▶ Given request:
Each line that includes the string "from" counts once; give the total and nothing else.

☆ ☆ ☆

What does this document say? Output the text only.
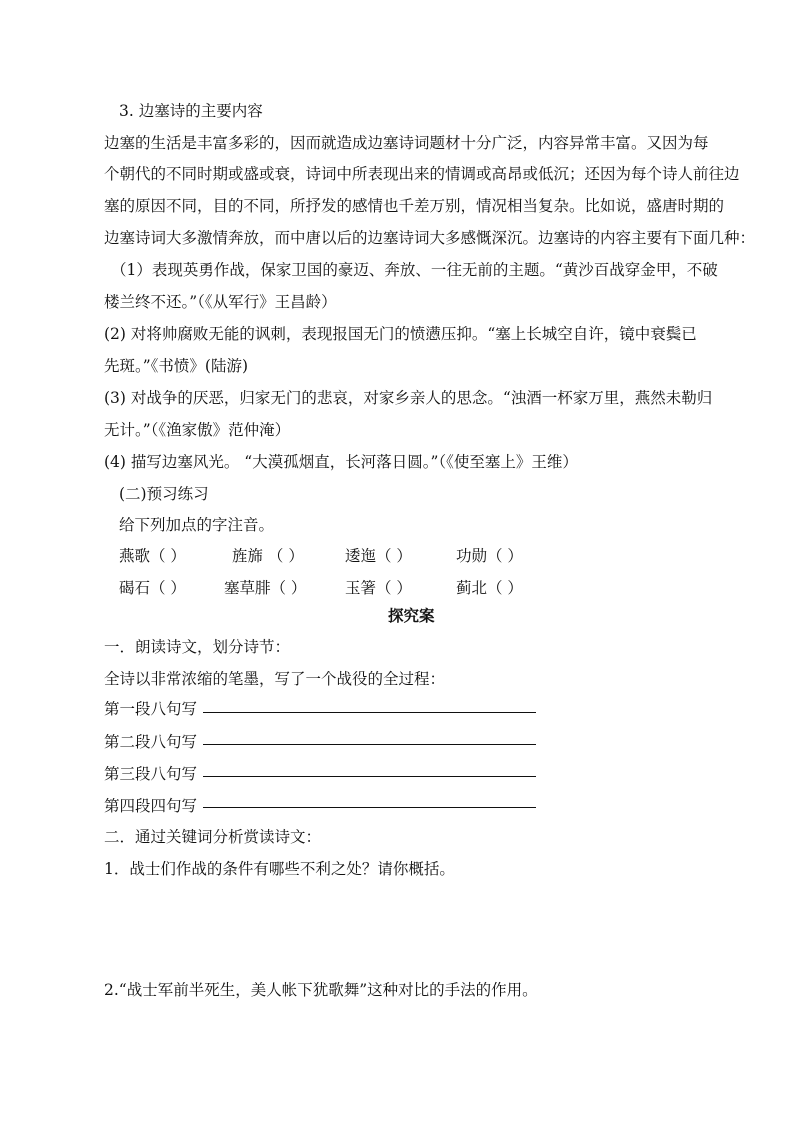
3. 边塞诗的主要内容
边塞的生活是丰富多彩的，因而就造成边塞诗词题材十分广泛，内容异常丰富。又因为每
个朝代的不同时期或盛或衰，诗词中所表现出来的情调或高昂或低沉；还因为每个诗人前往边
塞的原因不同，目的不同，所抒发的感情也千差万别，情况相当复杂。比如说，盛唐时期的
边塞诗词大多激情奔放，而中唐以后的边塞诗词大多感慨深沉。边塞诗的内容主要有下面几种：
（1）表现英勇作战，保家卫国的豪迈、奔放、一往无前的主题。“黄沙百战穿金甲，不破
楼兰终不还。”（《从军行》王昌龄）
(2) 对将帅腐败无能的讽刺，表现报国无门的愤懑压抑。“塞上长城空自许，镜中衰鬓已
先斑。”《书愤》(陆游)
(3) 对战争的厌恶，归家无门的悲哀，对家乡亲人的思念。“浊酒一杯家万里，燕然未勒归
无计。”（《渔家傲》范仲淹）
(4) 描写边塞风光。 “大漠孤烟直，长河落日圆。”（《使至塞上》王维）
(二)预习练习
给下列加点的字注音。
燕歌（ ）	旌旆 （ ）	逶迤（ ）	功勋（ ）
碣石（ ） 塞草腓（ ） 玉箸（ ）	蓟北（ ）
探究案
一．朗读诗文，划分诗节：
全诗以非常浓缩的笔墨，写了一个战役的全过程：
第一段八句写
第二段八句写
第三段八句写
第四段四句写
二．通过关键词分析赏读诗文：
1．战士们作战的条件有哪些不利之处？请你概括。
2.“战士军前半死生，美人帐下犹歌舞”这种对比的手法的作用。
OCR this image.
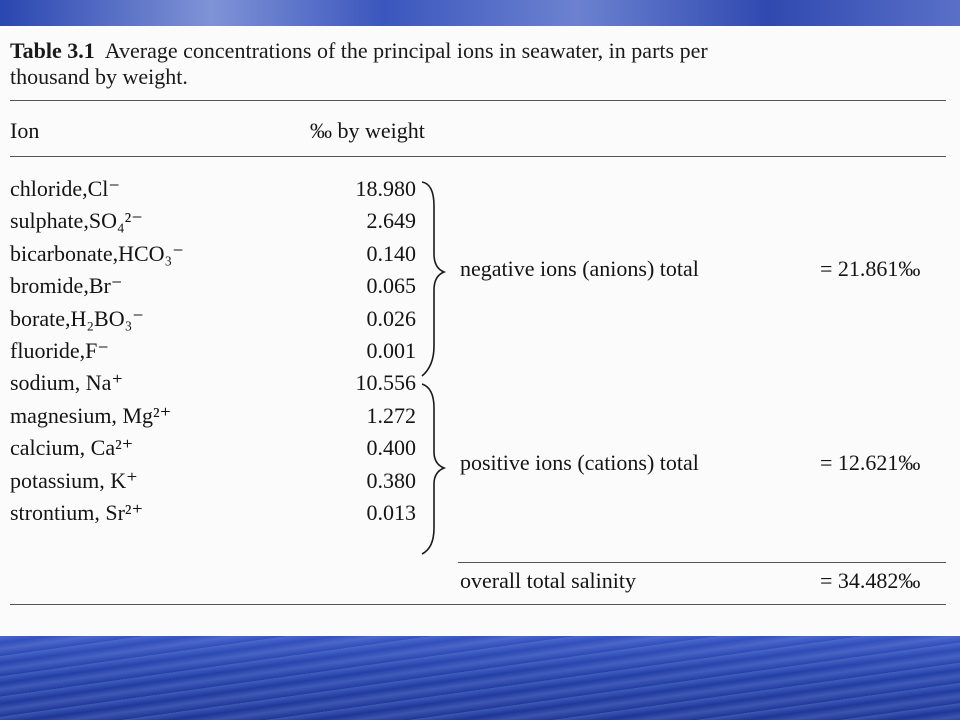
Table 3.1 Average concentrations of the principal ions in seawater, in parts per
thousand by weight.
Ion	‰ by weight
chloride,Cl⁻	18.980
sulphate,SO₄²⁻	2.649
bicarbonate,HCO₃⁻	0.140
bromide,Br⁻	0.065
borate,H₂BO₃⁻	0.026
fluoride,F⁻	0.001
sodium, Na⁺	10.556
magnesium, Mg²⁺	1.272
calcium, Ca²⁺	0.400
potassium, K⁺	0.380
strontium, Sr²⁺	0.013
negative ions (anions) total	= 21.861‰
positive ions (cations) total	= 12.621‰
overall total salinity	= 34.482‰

☆ ☆ ☆

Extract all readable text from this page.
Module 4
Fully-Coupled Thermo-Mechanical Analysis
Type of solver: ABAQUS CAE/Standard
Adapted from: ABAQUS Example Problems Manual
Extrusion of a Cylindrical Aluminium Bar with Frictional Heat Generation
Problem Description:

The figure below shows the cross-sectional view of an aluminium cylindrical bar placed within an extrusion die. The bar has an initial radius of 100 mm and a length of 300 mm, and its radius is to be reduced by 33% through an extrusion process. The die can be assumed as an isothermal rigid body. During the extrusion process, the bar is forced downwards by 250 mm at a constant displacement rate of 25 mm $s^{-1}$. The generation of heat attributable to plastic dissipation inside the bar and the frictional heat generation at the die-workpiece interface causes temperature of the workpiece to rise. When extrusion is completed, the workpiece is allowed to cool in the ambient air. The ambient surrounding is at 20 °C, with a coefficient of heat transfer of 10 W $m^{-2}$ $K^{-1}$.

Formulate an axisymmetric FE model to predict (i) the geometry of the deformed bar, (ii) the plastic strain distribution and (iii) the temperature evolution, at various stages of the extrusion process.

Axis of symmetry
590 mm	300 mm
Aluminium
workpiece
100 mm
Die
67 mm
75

☆ ☆ ☆

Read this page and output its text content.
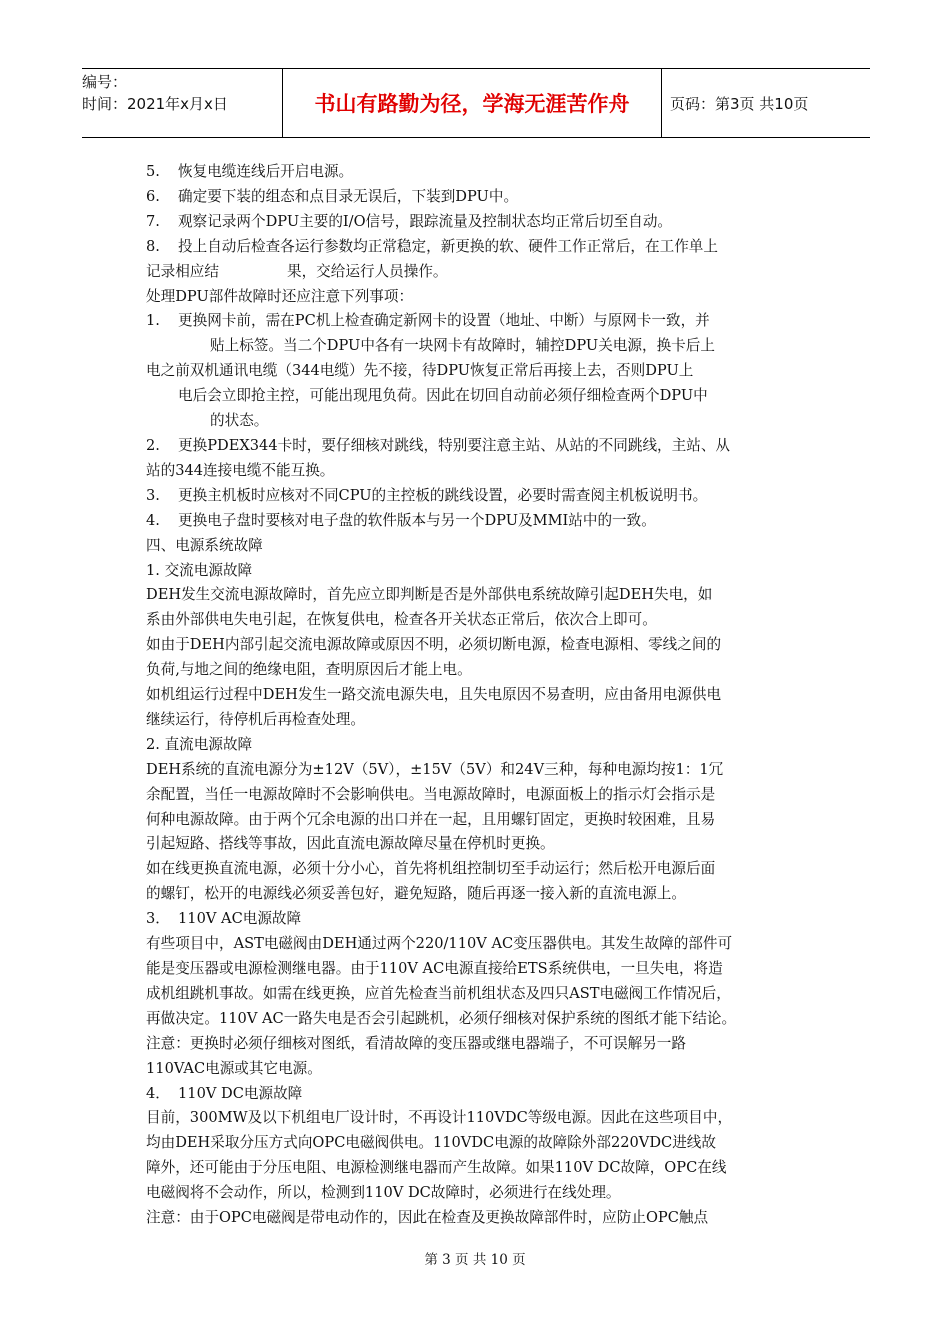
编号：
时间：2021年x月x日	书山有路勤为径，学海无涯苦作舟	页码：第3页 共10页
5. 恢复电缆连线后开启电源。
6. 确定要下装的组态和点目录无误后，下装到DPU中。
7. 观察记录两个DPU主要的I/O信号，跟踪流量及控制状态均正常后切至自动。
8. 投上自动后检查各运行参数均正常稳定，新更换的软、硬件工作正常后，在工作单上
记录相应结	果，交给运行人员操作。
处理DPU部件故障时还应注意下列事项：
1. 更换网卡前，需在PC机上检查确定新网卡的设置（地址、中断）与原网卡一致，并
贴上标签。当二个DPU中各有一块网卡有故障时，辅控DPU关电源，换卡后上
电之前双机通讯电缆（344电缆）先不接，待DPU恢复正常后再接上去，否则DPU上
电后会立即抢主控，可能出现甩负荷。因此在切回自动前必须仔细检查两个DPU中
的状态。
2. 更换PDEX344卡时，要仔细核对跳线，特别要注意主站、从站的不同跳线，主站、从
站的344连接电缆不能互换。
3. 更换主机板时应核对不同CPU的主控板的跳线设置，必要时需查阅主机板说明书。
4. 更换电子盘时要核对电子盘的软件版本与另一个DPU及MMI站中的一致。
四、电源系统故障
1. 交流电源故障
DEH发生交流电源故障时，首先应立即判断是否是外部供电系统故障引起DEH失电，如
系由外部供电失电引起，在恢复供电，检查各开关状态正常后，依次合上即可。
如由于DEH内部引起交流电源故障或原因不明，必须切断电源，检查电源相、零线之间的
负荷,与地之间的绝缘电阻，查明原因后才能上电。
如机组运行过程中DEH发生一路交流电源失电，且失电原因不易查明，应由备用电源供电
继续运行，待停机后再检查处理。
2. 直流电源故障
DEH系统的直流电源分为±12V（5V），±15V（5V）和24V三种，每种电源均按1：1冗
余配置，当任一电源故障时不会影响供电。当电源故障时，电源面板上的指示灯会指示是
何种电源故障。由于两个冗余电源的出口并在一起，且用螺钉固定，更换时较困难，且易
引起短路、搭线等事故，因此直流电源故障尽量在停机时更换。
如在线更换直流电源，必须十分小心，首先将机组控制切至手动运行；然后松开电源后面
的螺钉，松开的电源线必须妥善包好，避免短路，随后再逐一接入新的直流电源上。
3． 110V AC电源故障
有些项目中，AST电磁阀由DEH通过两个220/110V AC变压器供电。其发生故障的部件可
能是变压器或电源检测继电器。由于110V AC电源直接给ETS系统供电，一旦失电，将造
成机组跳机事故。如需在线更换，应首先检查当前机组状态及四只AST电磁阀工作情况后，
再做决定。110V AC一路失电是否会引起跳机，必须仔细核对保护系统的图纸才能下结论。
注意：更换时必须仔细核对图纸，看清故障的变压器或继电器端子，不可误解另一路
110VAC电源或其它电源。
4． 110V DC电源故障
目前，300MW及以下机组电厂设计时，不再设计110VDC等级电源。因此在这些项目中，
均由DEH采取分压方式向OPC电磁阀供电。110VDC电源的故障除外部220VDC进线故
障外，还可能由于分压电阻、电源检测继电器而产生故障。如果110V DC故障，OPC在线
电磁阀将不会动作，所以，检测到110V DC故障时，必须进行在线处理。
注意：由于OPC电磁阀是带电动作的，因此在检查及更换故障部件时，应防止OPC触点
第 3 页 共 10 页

☆ ☆ ☆

▶ Written solution:
2